• EXERCISE: Reproduce verbatim the lines from the line with "heart-icon [525, 552, 553, 578]" to the line with "tweet-actions: 13 [130, 544, 770, 584]", including both of those lines.

___ TASK DATA ___

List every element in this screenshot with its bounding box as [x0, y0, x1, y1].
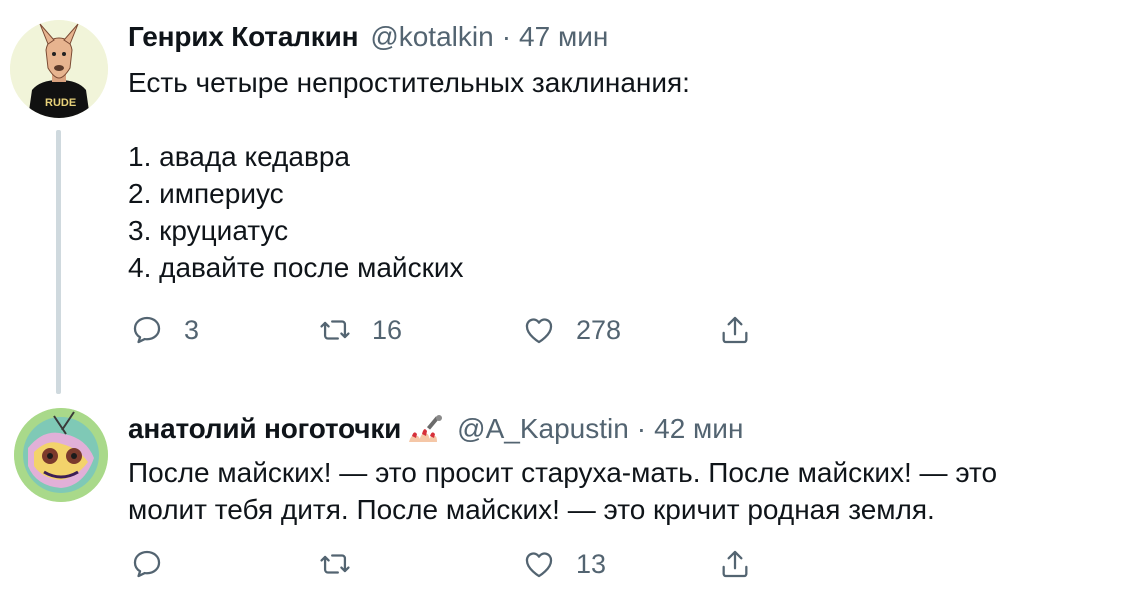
heart-icon [525, 552, 553, 578]
retweet-button[interactable] [318, 544, 372, 584]
author-name[interactable]: анатолий ноготочки [128, 413, 401, 445]
tweet-text: После майских! — это просит старуха-мать… [128, 457, 998, 525]
tweet-actions: 13 [130, 544, 770, 584]
author-handle[interactable]: @kotalkin [370, 21, 493, 53]
heart-icon [525, 318, 553, 344]
speech-bubble-icon [133, 550, 161, 578]
avatar[interactable] [14, 408, 108, 502]
nail-polish-emoji-icon [405, 414, 445, 444]
tweet-actions: 3 16 278 [130, 310, 770, 350]
author-handle[interactable]: @A_Kapustin [457, 413, 629, 445]
separator-dot: · [501, 21, 512, 52]
reply-button[interactable] [130, 544, 184, 584]
like-count: 13 [576, 548, 607, 579]
share-icon [722, 316, 748, 344]
thread-line [56, 130, 61, 394]
tweet-header: Генрих Коталкин @kotalkin · 47 мин [128, 20, 608, 54]
share-button[interactable] [718, 544, 752, 584]
timestamp[interactable]: 42 мин [654, 413, 743, 445]
like-button[interactable]: 278 [522, 310, 621, 350]
tweet-text: Есть четыре непростительных заклинания: … [128, 67, 690, 283]
separator-dot: · [636, 413, 647, 444]
psychedelic-face-avatar-icon [14, 408, 108, 502]
doberman-avatar-icon: RUDE [10, 20, 108, 118]
share-icon [722, 550, 748, 578]
reply-button[interactable]: 3 [130, 310, 199, 350]
avatar[interactable]: RUDE [10, 20, 108, 118]
timestamp[interactable]: 47 мин [519, 21, 608, 53]
retweet-icon [320, 554, 350, 574]
tweet-1[interactable]: RUDE Генрих Коталкин @kotalkin · 47 мин … [0, 0, 1122, 394]
retweet-icon [320, 320, 350, 340]
speech-bubble-icon [133, 316, 161, 344]
retweet-button[interactable]: 16 [318, 310, 402, 350]
svg-text:RUDE: RUDE [45, 97, 76, 109]
like-count: 278 [576, 314, 622, 345]
reply-count: 3 [184, 314, 200, 345]
tweet-2[interactable]: анатолий ноготочки @A_Kapustin · 42 мин … [0, 390, 1122, 594]
retweet-count: 16 [372, 314, 403, 345]
share-button[interactable] [718, 310, 752, 350]
author-name[interactable]: Генрих Коталкин [128, 21, 359, 53]
like-button[interactable]: 13 [522, 544, 606, 584]
tweet-header: анатолий ноготочки @A_Kapustin · 42 мин [128, 412, 743, 446]
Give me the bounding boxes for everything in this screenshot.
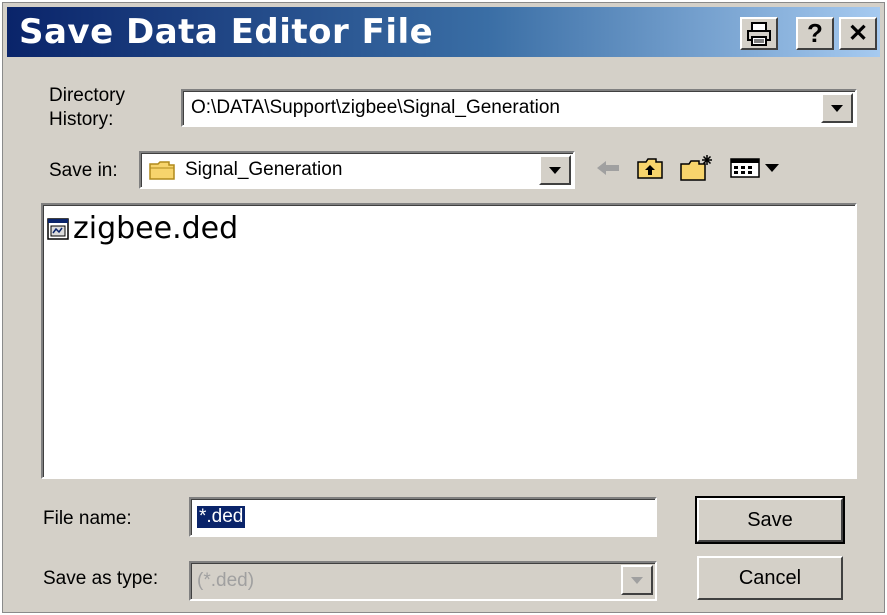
back-arrow-icon [597,161,619,175]
chevron-down-icon [831,104,843,112]
ded-file-icon [47,217,69,240]
save-button[interactable]: Save [695,496,845,544]
save-as-type-select[interactable]: (*.ded) [189,561,657,601]
save-as-type-value: (*.ded) [197,570,255,591]
directory-history-value: O:\DATA\Support\zigbee\Signal_Generation [191,97,560,118]
folder-icon [149,161,175,180]
file-name-text: zigbee.ded [73,211,239,246]
view-menu-icon [730,158,779,178]
close-button[interactable]: ✕ [839,17,877,50]
back-button[interactable] [591,151,625,185]
file-list[interactable]: zigbee.ded [41,203,857,479]
file-name-value: *.ded [197,506,246,528]
close-icon: ✕ [847,20,869,47]
window-title: Save Data Editor File [19,12,434,52]
up-one-level-button[interactable] [633,151,667,185]
help-icon: ? [807,18,823,48]
directory-history-combo[interactable]: O:\DATA\Support\zigbee\Signal_Generation [181,89,857,127]
file-name-label: File name: [43,508,132,529]
file-name-input[interactable]: *.ded [189,497,657,537]
save-in-combo[interactable]: Signal_Generation [139,151,575,189]
help-button[interactable]: ? [796,17,834,50]
save-in-value: Signal_Generation [185,159,343,180]
save-in-label: Save in: [49,160,118,181]
printer-icon [747,21,771,46]
save-as-type-label: Save as type: [43,568,159,589]
save-dialog: Save Data Editor File ? ✕ Directory Hist… [2,2,885,613]
new-folder-icon [680,155,712,181]
title-bar[interactable]: Save Data Editor File ? ✕ [7,7,880,57]
save-in-dropdown-button[interactable] [539,155,571,185]
directory-history-label-line2: History: [49,109,114,130]
chevron-down-icon [631,576,643,584]
cancel-button[interactable]: Cancel [697,556,843,600]
save-as-type-dropdown-button[interactable] [621,565,653,595]
view-menu-button[interactable] [727,151,785,185]
up-folder-icon [637,158,663,179]
directory-history-dropdown-button[interactable] [821,93,853,123]
chevron-down-icon [549,166,561,174]
list-item[interactable]: zigbee.ded [47,211,238,246]
print-button[interactable] [740,17,778,50]
directory-history-label-line1: Directory [49,85,126,106]
new-folder-button[interactable] [677,151,715,185]
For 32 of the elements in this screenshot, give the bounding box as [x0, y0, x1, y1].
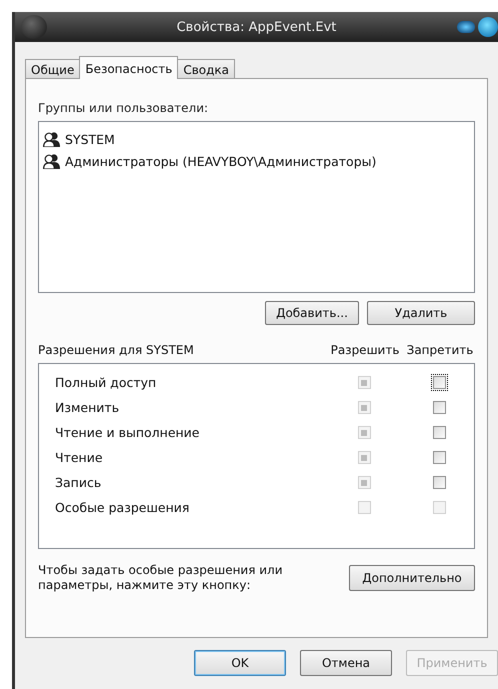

___

• RESPONSE BELOW:
heart-icon [525, 552, 553, 578]
retweet-button[interactable] [318, 544, 372, 584]
author-name[interactable]: анатолий ноготочки [128, 413, 401, 445]
tweet-text: После майских! — это просит старуха-мать… [128, 457, 998, 525]
tweet-actions: 13 [130, 544, 770, 584]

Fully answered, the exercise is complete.